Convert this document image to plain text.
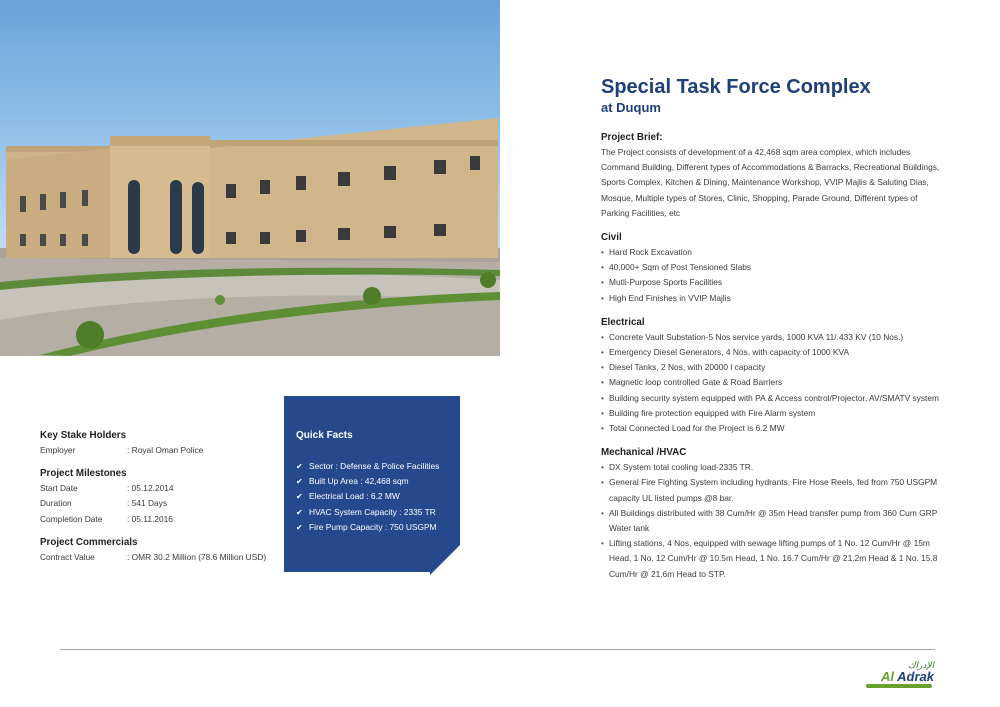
Special Task Force Complex
at Duqum
Project Brief:

The Project consists of development of a 42,468 sqm area complex, which includes Command Building, Different types of Accommodations & Barracks, Recreational Buildings, Sports Complex, Kitchen & Dining, Maintenance Workshop, VVIP Majlis & Saluting Dias, Mosque, Multiple types of Stores, Clinic, Shopping, Parade Ground, Different types of Parking Facilities, etc

Civil
• Hard Rock Excavation
• 40,000+ Sqm of Post Tensioned Slabs
• Mutli-Purpose Sports Facilities
• High End Finishes in VVIP Majlis
Electrical
• Concrete Vault Substation-5 Nos service yards, 1000 KVA 11/.433 KV (10 Nos.)
• Emergency Diesel Generators, 4 Nos, with capacity of 1000 KVA
• Diesel Tanks, 2 Nos, with 20000 l capacity
• Magnetic loop controlled Gate & Road Barriers
• Building security system equipped with PA & Access control/Projector, AV/SMATV system
• Building fire protection equipped with Fire Alarm system
• Total Connected Load for the Project is 6.2 MW
Mechanical /HVAC
• DX System total cooling load-2335 TR.
• General Fire Fighting System including hydrants, Fire Hose Reels, fed from 750 USGPM capacity UL listed pumps @8 bar.
• All Buildings distributed with 38 Cum/Hr @ 35m Head transfer pump from 360 Cum GRP Water tank
• Lifting stations, 4 Nos, equipped with sewage lifting pumps of 1 No. 12 Cum/Hr @ 15m Head, 1 No. 12 Cum/Hr @ 10.5m Head, 1 No. 16.7 Cum/Hr @ 21.2m Head & 1 No. 15.8 Cum/Hr @ 21.6m Head to STP.
Key Stake Holders
Employer	: Royal Oman Police
Project Milestones
Start Date	: 05.12.2014
Duration	: 541 Days
Completion Date	: 05.11.2016
Project Commercials
Contract Value	: OMR 30.2 Million (78.6 Million USD)
Quick Facts
✔ Sector : Defense & Police Facilities
✔ Built Up Area : 42,468 sqm
✔ Electrical Load : 6.2 MW
✔ HVAC System Capacity : 2335 TR
✔ Fire Pump Capacity : 750 USGPM
الإدراك
Al Adrak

= = = = = = =

## What the task requires:
Report the number of lines of the listing above that hold the string "Majlis", with no other text.

## Result:
2